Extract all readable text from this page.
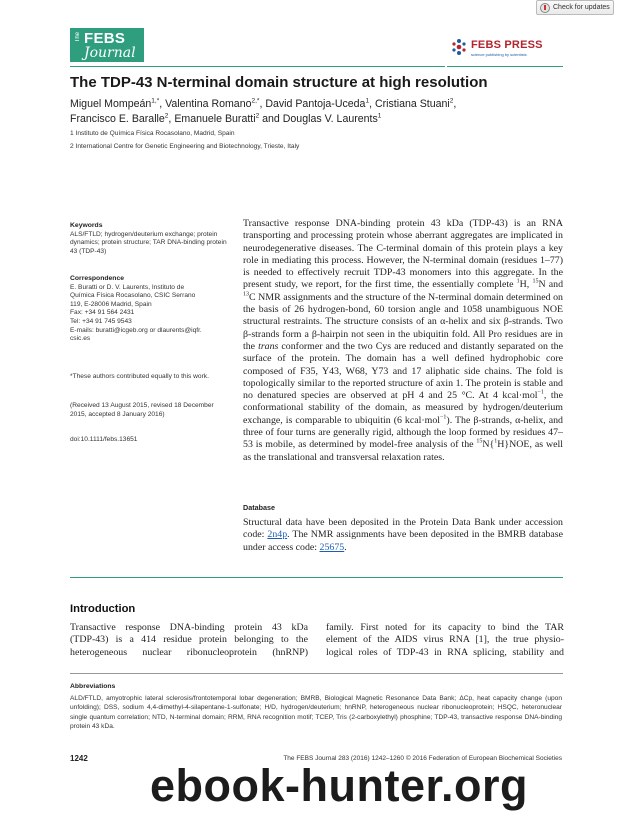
Check for updates
The FEBS
Journal	FEBS PRESS
science publishing by scientists
The TDP-43 N-terminal domain structure at high resolution
Miguel Mompeán$^{1,*}$, Valentina Romano$^{2,*}$, David Pantoja-Uceda$^1$, Cristiana Stuani$^2$,
Francisco E. Baralle$^2$, Emanuele Buratti$^2$ and Douglas V. Laurents$^1$
1 Instituto de Química Física Rocasolano, Madrid, Spain
2 International Centre for Genetic Engineering and Biotechnology, Trieste, Italy
Keywords
ALS/FTLD; hydrogen/deuterium exchange; protein dynamics; protein structure; TAR DNA-binding protein 43 (TDP-43)
Correspondence
E. Buratti or D. V. Laurents, Instituto de
Química Física Rocasolano, CSIC Serrano
119, E-28006 Madrid, Spain
Fax: +34 91 564 2431
Tel: +34 91 745 9543
E-mails: buratti@icgeb.org or dlaurents@iqfr.
csic.es
*These authors contributed equally to this work.
(Received 13 August 2015, revised 18 December 2015, accepted 8 January 2016)
doi:10.1111/febs.13651
Transactive response DNA-binding protein 43 kDa (TDP-43) is an RNA transporting and processing protein whose aberrant aggregates are implicated in neurodegenerative diseases. The C-terminal domain of this protein plays a key role in mediating this process. However, the N-terminal domain (residues 1–77) is needed to effectively recruit TDP-43 monomers into this aggregate. In the present study, we report, for the first time, the essentially complete $^1$H, $^{15}$N and $^{13}$C NMR assignments and the structure of the N-terminal domain determined on the basis of 26 hydrogen-bond, 60 torsion angle and 1058 unambiguous NOE structural restraints. The structure consists of an α-helix and six β-strands. Two β-strands form a β-hairpin not seen in the ubiquitin fold. All Pro residues are in the trans conformer and the two Cys are reduced and distantly separated on the surface of the protein. The domain has a well defined hydrophobic core composed of F35, Y43, W68, Y73 and 17 aliphatic side chains. The fold is topologically similar to the reported structure of axin 1. The protein is stable and no denatured species are observed at pH 4 and 25 °C. At 4 kcal·mol$^{-1}$, the conformational stability of the domain, as measured by hydrogen/deuterium exchange, is comparable to ubiquitin (6 kcal·mol$^{-1}$). The β-strands, α-helix, and three of four turns are generally rigid, although the loop formed by residues 47–53 is mobile, as determined by model-free analysis of the $^{15}$N{$^1$H}NOE, as well as the translational and transversal relaxation rates.
Database
Structural data have been deposited in the Protein Data Bank under accession code: 2n4p. The NMR assignments have been deposited in the BMRB database under access code: 25675.
Introduction
Transactive response DNA-binding protein 43 kDa
(TDP-43) is a 414 residue protein belonging to the
heterogeneous nuclear ribonucleoprotein (hnRNP)
family. First noted for its capacity to bind the TAR
element of the AIDS virus RNA [1], the true physio-
logical roles of TDP-43 in RNA splicing, stability and
Abbreviations
ALD/FTLD, amyotrophic lateral sclerosis/frontotemporal lobar degeneration; BMRB, Biological Magnetic Resonance Data Bank; ΔCp, heat capacity change (upon unfolding); DSS, sodium 4,4-dimethyl-4-silapentane-1-sulfonate; H/D, hydrogen/deuterium; hnRNP, heterogeneous nuclear ribonucleoprotein; HSQC, heteronuclear single quantum correlation; NTD, N-terminal domain; RRM, RNA recognition motif; TCEP, Tris (2-carboxylethyl) phosphine; TDP-43, transactive response DNA-binding protein 43 kDa.
1242	The FEBS Journal 283 (2016) 1242–1260 © 2016 Federation of European Biochemical Societies
ebook-hunter.org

++++++++++

▶ What to work on
Take each line from the records and copy it unchanged, leaving images out.

▶ Reply to the exercise
Extract all readable text from this page.
Check for updates
The FEBS
Journal	FEBS PRESS
science publishing by scientists
The TDP-43 N-terminal domain structure at high resolution
Miguel Mompeán$^{1,*}$, Valentina Romano$^{2,*}$, David Pantoja-Uceda$^1$, Cristiana Stuani$^2$,
Francisco E. Baralle$^2$, Emanuele Buratti$^2$ and Douglas V. Laurents$^1$
1 Instituto de Química Física Rocasolano, Madrid, Spain
2 International Centre for Genetic Engineering and Biotechnology, Trieste, Italy
Keywords
ALS/FTLD; hydrogen/deuterium exchange; protein dynamics; protein structure; TAR DNA-binding protein 43 (TDP-43)
Correspondence
E. Buratti or D. V. Laurents, Instituto de
Química Física Rocasolano, CSIC Serrano
119, E-28006 Madrid, Spain
Fax: +34 91 564 2431
Tel: +34 91 745 9543
E-mails: buratti@icgeb.org or dlaurents@iqfr.
csic.es
*These authors contributed equally to this work.
(Received 13 August 2015, revised 18 December 2015, accepted 8 January 2016)
doi:10.1111/febs.13651
Transactive response DNA-binding protein 43 kDa (TDP-43) is an RNA transporting and processing protein whose aberrant aggregates are implicated in neurodegenerative diseases. The C-terminal domain of this protein plays a key role in mediating this process. However, the N-terminal domain (residues 1–77) is needed to effectively recruit TDP-43 monomers into this aggregate. In the present study, we report, for the first time, the essentially complete $^1$H, $^{15}$N and $^{13}$C NMR assignments and the structure of the N-terminal domain determined on the basis of 26 hydrogen-bond, 60 torsion angle and 1058 unambiguous NOE structural restraints. The structure consists of an α-helix and six β-strands. Two β-strands form a β-hairpin not seen in the ubiquitin fold. All Pro residues are in the trans conformer and the two Cys are reduced and distantly separated on the surface of the protein. The domain has a well defined hydrophobic core composed of F35, Y43, W68, Y73 and 17 aliphatic side chains. The fold is topologically similar to the reported structure of axin 1. The protein is stable and no denatured species are observed at pH 4 and 25 °C. At 4 kcal·mol$^{-1}$, the conformational stability of the domain, as measured by hydrogen/deuterium exchange, is comparable to ubiquitin (6 kcal·mol$^{-1}$). The β-strands, α-helix, and three of four turns are generally rigid, although the loop formed by residues 47–53 is mobile, as determined by model-free analysis of the $^{15}$N{$^1$H}NOE, as well as the translational and transversal relaxation rates.
Database
Structural data have been deposited in the Protein Data Bank under accession code: 2n4p. The NMR assignments have been deposited in the BMRB database under access code: 25675.
Introduction
Transactive response DNA-binding protein 43 kDa
(TDP-43) is a 414 residue protein belonging to the
heterogeneous nuclear ribonucleoprotein (hnRNP)
family. First noted for its capacity to bind the TAR
element of the AIDS virus RNA [1], the true physio-
logical roles of TDP-43 in RNA splicing, stability and
Abbreviations
ALD/FTLD, amyotrophic lateral sclerosis/frontotemporal lobar degeneration; BMRB, Biological Magnetic Resonance Data Bank; ΔCp, heat capacity change (upon unfolding); DSS, sodium 4,4-dimethyl-4-silapentane-1-sulfonate; H/D, hydrogen/deuterium; hnRNP, heterogeneous nuclear ribonucleoprotein; HSQC, heteronuclear single quantum correlation; NTD, N-terminal domain; RRM, RNA recognition motif; TCEP, Tris (2-carboxylethyl) phosphine; TDP-43, transactive response DNA-binding protein 43 kDa.
1242	The FEBS Journal 283 (2016) 1242–1260 © 2016 Federation of European Biochemical Societies
ebook-hunter.org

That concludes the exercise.